* _TO DO_: Reproduce every entry that follows word for word, but omit the images.

☆ ☆ ☆ ☆

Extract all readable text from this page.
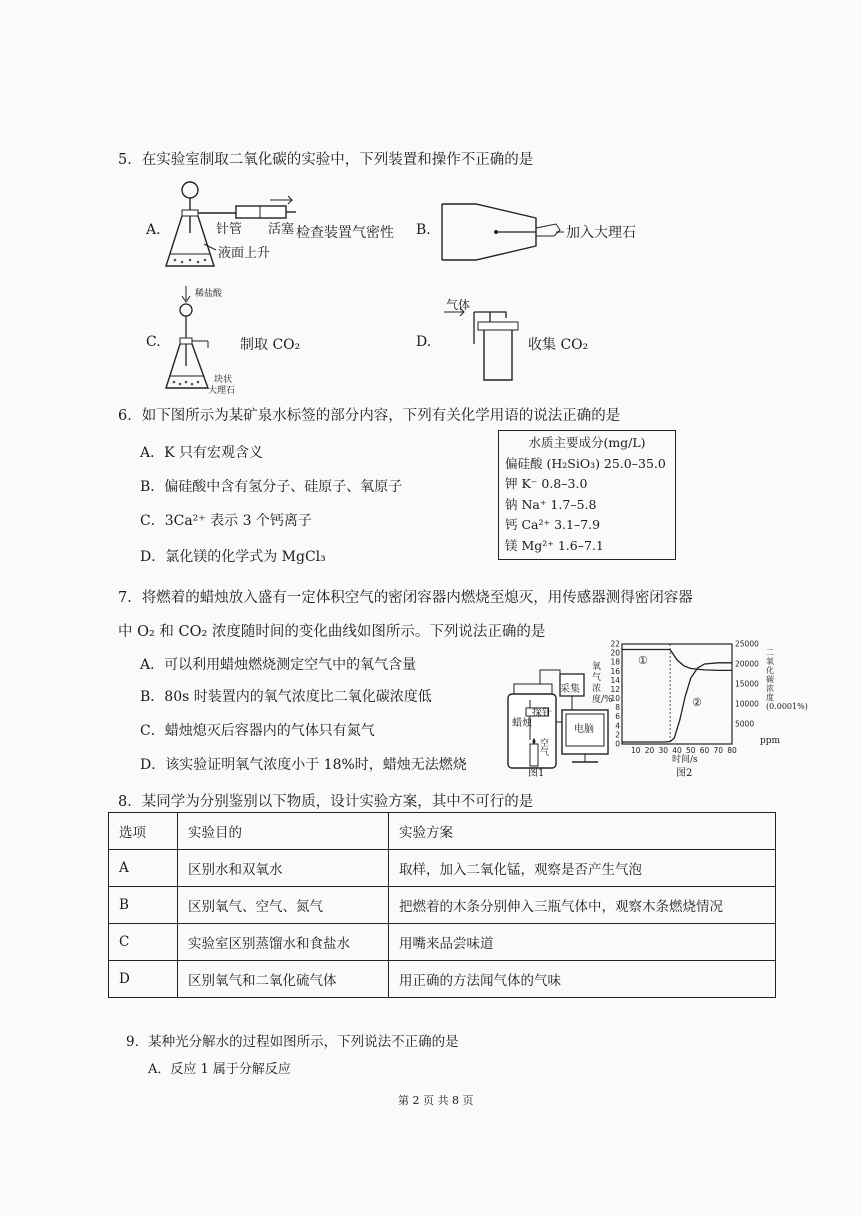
5．在实验室制取二氧化碳的实验中，下列装置和操作不正确的是
A.	针管 活塞 检查装置气密性
液面上升
B.	加入大理石
C.
稀盐酸
制取 CO₂
块状
大理石
D.
气体
收集 CO₂
6．如下图所示为某矿泉水标签的部分内容，下列有关化学用语的说法正确的是
A．K 只有宏观含义
B．偏硅酸中含有氢分子、硅原子、氧原子
C．3Ca²⁺ 表示 3 个钙离子
D．氯化镁的化学式为 MgCl₃
水质主要成分(mg/L)
偏硅酸 (H₂SiO₃) 25.0–35.0
钾 K⁻ 0.8–3.0
钠 Na⁺ 1.7–5.8
钙 Ca²⁺ 3.1–7.9
镁 Mg²⁺ 1.6–7.1
7．将燃着的蜡烛放入盛有一定体积空气的密闭容器内燃烧至熄灭，用传感器测得密闭容器
中 O₂ 和 CO₂ 浓度随时间的变化曲线如图所示。下列说法正确的是
A．可以利用蜡烛燃烧测定空气中的氧气含量
B．80s 时装置内的氧气浓度比二氧化碳浓度低
C．蜡烛熄灭后容器内的气体只有氮气
D．该实验证明氧气浓度小于 18%时，蜡烛无法燃烧
采集
探针
蜡烛
空气
电脑
图1
22
20
18
16
14
12
10
8
6
4
2
0
25000
20000
15000
10000
5000
10 20 30 40 50 60 70 80
①
②
氧气浓度/%
二氧化碳浓度(0.0001%)
ppm
时间/s
图2
8．某同学为分别鉴别以下物质，设计实验方案，其中不可行的是
选项	实验目的	实验方案
A	区别水和双氧水	取样，加入二氧化锰，观察是否产生气泡
B	区别氧气、空气、氮气	把燃着的木条分别伸入三瓶气体中，观察木条燃烧情况
C	实验室区别蒸馏水和食盐水	用嘴来品尝味道
D	区别氧气和二氧化硫气体	用正确的方法闻气体的气味
9．某种光分解水的过程如图所示，下列说法不正确的是
A．反应 1 属于分解反应
第 2 页 共 8 页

☆ ☆ ☆ ☆

* _ANSWER_:
Extract all readable text from this page.
5．在实验室制取二氧化碳的实验中，下列装置和操作不正确的是
A.	针管 活塞 检查装置气密性
液面上升
B.	加入大理石
C.
稀盐酸
制取 CO₂
块状
大理石
D.
气体
收集 CO₂
6．如下图所示为某矿泉水标签的部分内容，下列有关化学用语的说法正确的是
A．K 只有宏观含义
B．偏硅酸中含有氢分子、硅原子、氧原子
C．3Ca²⁺ 表示 3 个钙离子
D．氯化镁的化学式为 MgCl₃
水质主要成分(mg/L)
偏硅酸 (H₂SiO₃) 25.0–35.0
钾 K⁻ 0.8–3.0
钠 Na⁺ 1.7–5.8
钙 Ca²⁺ 3.1–7.9
镁 Mg²⁺ 1.6–7.1
7．将燃着的蜡烛放入盛有一定体积空气的密闭容器内燃烧至熄灭，用传感器测得密闭容器
中 O₂ 和 CO₂ 浓度随时间的变化曲线如图所示。下列说法正确的是
A．可以利用蜡烛燃烧测定空气中的氧气含量
B．80s 时装置内的氧气浓度比二氧化碳浓度低
C．蜡烛熄灭后容器内的气体只有氮气
D．该实验证明氧气浓度小于 18%时，蜡烛无法燃烧
采集
探针
蜡烛
空气
电脑
图1
22
20
18
16
14
12
10
8
6
4
2
0
25000
20000
15000
10000
5000
10 20 30 40 50 60 70 80
①
②
氧气浓度/%
二氧化碳浓度(0.0001%)
ppm
时间/s
图2
8．某同学为分别鉴别以下物质，设计实验方案，其中不可行的是
选项	实验目的	实验方案
A	区别水和双氧水	取样，加入二氧化锰，观察是否产生气泡
B	区别氧气、空气、氮气	把燃着的木条分别伸入三瓶气体中，观察木条燃烧情况
C	实验室区别蒸馏水和食盐水	用嘴来品尝味道
D	区别氧气和二氧化硫气体	用正确的方法闻气体的气味
9．某种光分解水的过程如图所示，下列说法不正确的是
A．反应 1 属于分解反应
第 2 页 共 8 页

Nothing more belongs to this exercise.